→ Source records:
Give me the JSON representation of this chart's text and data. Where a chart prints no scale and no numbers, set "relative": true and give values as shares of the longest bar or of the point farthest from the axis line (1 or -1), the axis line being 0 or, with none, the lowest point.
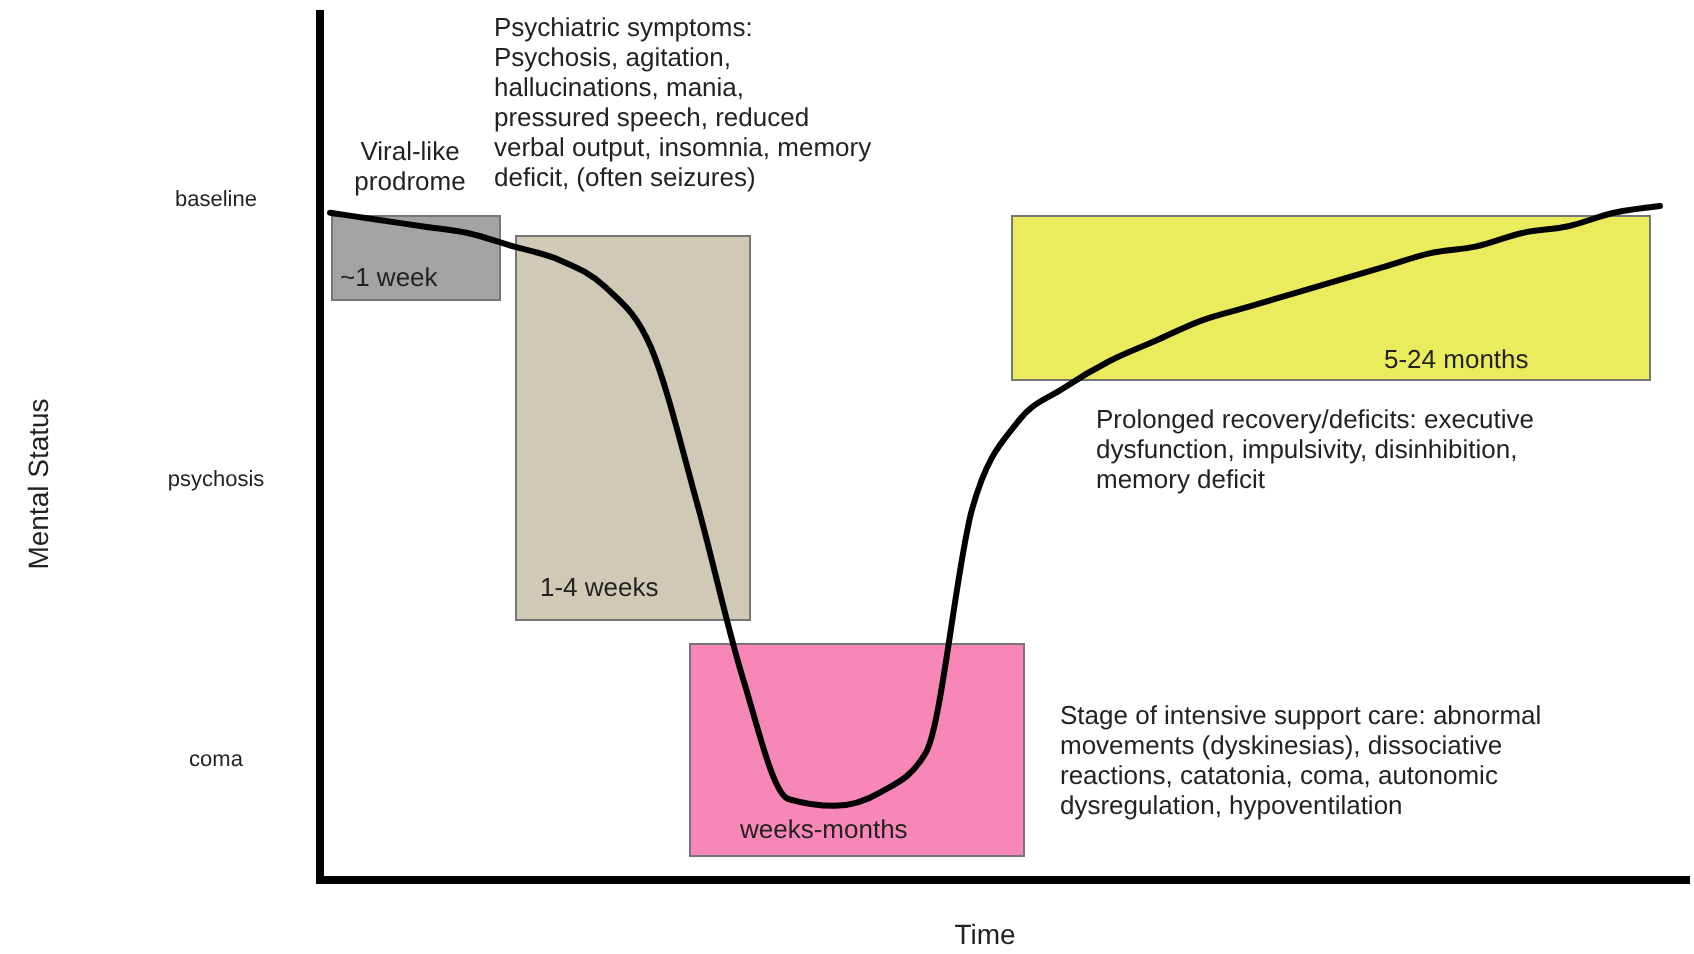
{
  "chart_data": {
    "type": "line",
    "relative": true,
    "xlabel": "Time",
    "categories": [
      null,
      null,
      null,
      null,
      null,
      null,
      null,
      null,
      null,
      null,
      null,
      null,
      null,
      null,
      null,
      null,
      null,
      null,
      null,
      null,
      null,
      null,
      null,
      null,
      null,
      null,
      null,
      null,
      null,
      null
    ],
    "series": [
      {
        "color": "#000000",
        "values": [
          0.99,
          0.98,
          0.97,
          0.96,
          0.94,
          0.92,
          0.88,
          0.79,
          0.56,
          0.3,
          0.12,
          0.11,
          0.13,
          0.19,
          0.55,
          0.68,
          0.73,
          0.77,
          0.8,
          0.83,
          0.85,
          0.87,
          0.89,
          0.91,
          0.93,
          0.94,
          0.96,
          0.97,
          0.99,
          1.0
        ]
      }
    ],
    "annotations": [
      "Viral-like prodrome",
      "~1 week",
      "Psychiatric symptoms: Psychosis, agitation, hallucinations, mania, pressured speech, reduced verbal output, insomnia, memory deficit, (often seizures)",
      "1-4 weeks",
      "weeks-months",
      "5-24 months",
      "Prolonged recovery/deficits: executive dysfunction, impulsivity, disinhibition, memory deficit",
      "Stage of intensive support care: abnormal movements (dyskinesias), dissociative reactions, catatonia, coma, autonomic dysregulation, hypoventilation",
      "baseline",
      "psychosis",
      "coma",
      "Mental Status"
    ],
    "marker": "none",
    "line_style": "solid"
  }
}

→ THE PROBLEM: Omit the pictures; print the records above exactly.

→ ANSWER TO THE EXERCISE:
Give me the JSON representation of this chart's text and data. Where a chart prints no scale and no numbers, set "relative": true and give values as shares of the longest bar or of the point farthest from the axis line (1 or -1), the axis line being 0 or, with none, the lowest point.
{
  "chart_data": {
    "type": "line",
    "relative": true,
    "xlabel": "Time",
    "categories": [
      null,
      null,
      null,
      null,
      null,
      null,
      null,
      null,
      null,
      null,
      null,
      null,
      null,
      null,
      null,
      null,
      null,
      null,
      null,
      null,
      null,
      null,
      null,
      null,
      null,
      null,
      null,
      null,
      null,
      null
    ],
    "series": [
      {
        "color": "#000000",
        "values": [
          0.99,
          0.98,
          0.97,
          0.96,
          0.94,
          0.92,
          0.88,
          0.79,
          0.56,
          0.3,
          0.12,
          0.11,
          0.13,
          0.19,
          0.55,
          0.68,
          0.73,
          0.77,
          0.8,
          0.83,
          0.85,
          0.87,
          0.89,
          0.91,
          0.93,
          0.94,
          0.96,
          0.97,
          0.99,
          1.0
        ]
      }
    ],
    "annotations": [
      "Viral-like prodrome",
      "~1 week",
      "Psychiatric symptoms: Psychosis, agitation, hallucinations, mania, pressured speech, reduced verbal output, insomnia, memory deficit, (often seizures)",
      "1-4 weeks",
      "weeks-months",
      "5-24 months",
      "Prolonged recovery/deficits: executive dysfunction, impulsivity, disinhibition, memory deficit",
      "Stage of intensive support care: abnormal movements (dyskinesias), dissociative reactions, catatonia, coma, autonomic dysregulation, hypoventilation",
      "baseline",
      "psychosis",
      "coma",
      "Mental Status"
    ],
    "marker": "none",
    "line_style": "solid"
  }
}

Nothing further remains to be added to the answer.